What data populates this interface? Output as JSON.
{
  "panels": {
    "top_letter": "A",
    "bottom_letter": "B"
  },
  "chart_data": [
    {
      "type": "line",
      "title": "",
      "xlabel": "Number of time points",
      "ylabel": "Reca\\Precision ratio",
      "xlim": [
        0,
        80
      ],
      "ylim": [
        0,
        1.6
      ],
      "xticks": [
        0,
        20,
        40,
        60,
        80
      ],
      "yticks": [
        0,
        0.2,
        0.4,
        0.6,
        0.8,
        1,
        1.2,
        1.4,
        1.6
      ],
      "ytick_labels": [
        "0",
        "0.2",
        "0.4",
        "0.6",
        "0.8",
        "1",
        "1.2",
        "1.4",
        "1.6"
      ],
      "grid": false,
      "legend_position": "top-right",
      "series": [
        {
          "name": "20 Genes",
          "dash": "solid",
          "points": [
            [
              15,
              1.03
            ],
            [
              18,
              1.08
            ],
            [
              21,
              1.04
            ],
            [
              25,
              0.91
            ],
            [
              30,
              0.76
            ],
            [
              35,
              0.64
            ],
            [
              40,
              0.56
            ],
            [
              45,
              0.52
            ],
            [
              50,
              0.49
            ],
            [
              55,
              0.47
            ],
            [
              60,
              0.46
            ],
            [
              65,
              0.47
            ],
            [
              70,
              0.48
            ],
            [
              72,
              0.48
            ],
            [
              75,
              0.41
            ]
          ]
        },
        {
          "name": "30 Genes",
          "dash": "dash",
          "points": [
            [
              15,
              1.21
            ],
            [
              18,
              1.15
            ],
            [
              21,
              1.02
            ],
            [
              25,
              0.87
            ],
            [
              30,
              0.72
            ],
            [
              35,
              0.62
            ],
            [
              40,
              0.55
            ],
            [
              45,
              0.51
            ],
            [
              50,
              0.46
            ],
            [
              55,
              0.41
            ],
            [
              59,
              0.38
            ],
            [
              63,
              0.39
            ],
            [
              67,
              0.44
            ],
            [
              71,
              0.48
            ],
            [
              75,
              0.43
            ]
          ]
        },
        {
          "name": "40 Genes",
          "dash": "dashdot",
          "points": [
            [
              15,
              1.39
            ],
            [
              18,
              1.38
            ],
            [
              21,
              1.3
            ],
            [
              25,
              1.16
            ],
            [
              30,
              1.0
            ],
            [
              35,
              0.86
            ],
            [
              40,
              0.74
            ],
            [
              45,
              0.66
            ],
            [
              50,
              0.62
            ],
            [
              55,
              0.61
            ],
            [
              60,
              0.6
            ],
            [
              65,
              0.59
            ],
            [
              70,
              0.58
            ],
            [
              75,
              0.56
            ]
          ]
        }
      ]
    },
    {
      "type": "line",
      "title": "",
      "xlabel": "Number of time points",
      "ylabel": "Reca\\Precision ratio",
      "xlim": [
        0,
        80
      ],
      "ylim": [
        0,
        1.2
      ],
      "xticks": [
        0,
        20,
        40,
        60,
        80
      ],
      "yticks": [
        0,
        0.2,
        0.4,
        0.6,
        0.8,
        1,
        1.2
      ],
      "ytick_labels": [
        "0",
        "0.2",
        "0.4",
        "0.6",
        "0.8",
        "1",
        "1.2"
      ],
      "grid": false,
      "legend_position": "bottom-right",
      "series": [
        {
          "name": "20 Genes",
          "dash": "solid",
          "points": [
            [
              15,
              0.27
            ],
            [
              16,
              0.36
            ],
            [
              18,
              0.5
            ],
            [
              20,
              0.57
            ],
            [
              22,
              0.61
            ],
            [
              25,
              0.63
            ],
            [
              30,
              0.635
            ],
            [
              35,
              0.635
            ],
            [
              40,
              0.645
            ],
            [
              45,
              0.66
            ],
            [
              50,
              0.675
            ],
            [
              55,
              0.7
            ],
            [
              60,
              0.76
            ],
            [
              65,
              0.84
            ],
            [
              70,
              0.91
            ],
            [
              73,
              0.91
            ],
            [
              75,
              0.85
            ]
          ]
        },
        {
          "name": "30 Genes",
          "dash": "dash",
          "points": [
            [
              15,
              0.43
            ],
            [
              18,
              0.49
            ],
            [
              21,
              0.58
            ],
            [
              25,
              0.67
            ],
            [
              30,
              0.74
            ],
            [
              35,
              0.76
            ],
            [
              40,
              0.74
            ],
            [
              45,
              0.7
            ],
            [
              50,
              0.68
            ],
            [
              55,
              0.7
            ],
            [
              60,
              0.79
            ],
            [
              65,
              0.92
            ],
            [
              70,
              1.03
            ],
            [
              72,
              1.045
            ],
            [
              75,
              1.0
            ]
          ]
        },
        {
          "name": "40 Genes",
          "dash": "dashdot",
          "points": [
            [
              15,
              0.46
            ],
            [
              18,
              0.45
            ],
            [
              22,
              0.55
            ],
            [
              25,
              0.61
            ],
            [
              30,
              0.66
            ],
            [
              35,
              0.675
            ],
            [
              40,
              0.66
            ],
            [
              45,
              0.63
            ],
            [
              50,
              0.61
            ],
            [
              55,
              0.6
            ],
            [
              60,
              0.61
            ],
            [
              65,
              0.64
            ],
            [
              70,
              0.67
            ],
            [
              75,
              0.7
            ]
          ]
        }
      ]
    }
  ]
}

*Directions for this task*. Please state how many lines of the listing above hold "right", giving the number and nothing else.

*The completed task*. 2